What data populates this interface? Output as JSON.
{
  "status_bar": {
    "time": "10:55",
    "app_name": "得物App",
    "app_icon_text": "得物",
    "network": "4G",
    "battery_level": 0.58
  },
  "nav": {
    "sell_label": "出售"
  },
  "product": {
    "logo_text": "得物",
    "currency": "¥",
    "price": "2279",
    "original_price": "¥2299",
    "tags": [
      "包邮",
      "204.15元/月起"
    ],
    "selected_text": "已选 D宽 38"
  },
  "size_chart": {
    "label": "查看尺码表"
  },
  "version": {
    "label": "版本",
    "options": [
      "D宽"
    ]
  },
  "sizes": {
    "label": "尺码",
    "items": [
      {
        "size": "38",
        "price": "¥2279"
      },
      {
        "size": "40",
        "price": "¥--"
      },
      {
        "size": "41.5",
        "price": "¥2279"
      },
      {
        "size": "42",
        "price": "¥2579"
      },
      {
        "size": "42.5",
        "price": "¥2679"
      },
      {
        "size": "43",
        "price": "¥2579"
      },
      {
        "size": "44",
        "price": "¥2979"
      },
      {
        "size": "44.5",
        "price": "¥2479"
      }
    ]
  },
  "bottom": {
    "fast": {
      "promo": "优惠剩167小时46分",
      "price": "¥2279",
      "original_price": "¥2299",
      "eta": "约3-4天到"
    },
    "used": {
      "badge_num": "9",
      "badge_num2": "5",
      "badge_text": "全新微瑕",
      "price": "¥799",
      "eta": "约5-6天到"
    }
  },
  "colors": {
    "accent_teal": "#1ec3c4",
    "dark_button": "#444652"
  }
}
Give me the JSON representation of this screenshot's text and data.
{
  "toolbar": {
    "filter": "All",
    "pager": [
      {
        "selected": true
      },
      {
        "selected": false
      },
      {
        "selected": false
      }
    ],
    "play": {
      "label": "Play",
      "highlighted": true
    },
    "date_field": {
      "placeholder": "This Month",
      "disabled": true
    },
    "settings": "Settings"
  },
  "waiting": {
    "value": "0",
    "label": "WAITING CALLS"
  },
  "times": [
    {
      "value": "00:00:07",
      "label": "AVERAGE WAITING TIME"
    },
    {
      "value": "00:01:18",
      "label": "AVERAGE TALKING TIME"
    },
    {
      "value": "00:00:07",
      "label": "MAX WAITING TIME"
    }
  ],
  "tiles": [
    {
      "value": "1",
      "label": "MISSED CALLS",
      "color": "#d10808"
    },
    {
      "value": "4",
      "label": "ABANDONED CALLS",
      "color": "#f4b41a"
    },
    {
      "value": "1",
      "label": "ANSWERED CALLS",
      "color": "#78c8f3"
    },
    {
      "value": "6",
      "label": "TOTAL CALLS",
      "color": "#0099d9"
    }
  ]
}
-*-*-
Reproduce the records word for word.

What data populates this interface? Output as JSON.
{
  "status_bar": {
    "time": "10:55",
    "app_name": "得物App",
    "app_icon_text": "得物",
    "network": "4G",
    "battery_level": 0.58
  },
  "nav": {
    "sell_label": "出售"
  },
  "product": {
    "logo_text": "得物",
    "currency": "¥",
    "price": "2279",
    "original_price": "¥2299",
    "tags": [
      "包邮",
      "204.15元/月起"
    ],
    "selected_text": "已选 D宽 38"
  },
  "size_chart": {
    "label": "查看尺码表"
  },
  "version": {
    "label": "版本",
    "options": [
      "D宽"
    ]
  },
  "sizes": {
    "label": "尺码",
    "items": [
      {
        "size": "38",
        "price": "¥2279"
      },
      {
        "size": "40",
        "price": "¥--"
      },
      {
        "size": "41.5",
        "price": "¥2279"
      },
      {
        "size": "42",
        "price": "¥2579"
      },
      {
        "size": "42.5",
        "price": "¥2679"
      },
      {
        "size": "43",
        "price": "¥2579"
      },
      {
        "size": "44",
        "price": "¥2979"
      },
      {
        "size": "44.5",
        "price": "¥2479"
      }
    ]
  },
  "bottom": {
    "fast": {
      "promo": "优惠剩167小时46分",
      "price": "¥2279",
      "original_price": "¥2299",
      "eta": "约3-4天到"
    },
    "used": {
      "badge_num": "9",
      "badge_num2": "5",
      "badge_text": "全新微瑕",
      "price": "¥799",
      "eta": "约5-6天到"
    }
  },
  "colors": {
    "accent_teal": "#1ec3c4",
    "dark_button": "#444652"
  }
}
Give me the JSON representation of this screenshot's text and data.
{
  "toolbar": {
    "filter": "All",
    "pager": [
      {
        "selected": true
      },
      {
        "selected": false
      },
      {
        "selected": false
      }
    ],
    "play": {
      "label": "Play",
      "highlighted": true
    },
    "date_field": {
      "placeholder": "This Month",
      "disabled": true
    },
    "settings": "Settings"
  },
  "waiting": {
    "value": "0",
    "label": "WAITING CALLS"
  },
  "times": [
    {
      "value": "00:00:07",
      "label": "AVERAGE WAITING TIME"
    },
    {
      "value": "00:01:18",
      "label": "AVERAGE TALKING TIME"
    },
    {
      "value": "00:00:07",
      "label": "MAX WAITING TIME"
    }
  ],
  "tiles": [
    {
      "value": "1",
      "label": "MISSED CALLS",
      "color": "#d10808"
    },
    {
      "value": "4",
      "label": "ABANDONED CALLS",
      "color": "#f4b41a"
    },
    {
      "value": "1",
      "label": "ANSWERED CALLS",
      "color": "#78c8f3"
    },
    {
      "value": "6",
      "label": "TOTAL CALLS",
      "color": "#0099d9"
    }
  ]
}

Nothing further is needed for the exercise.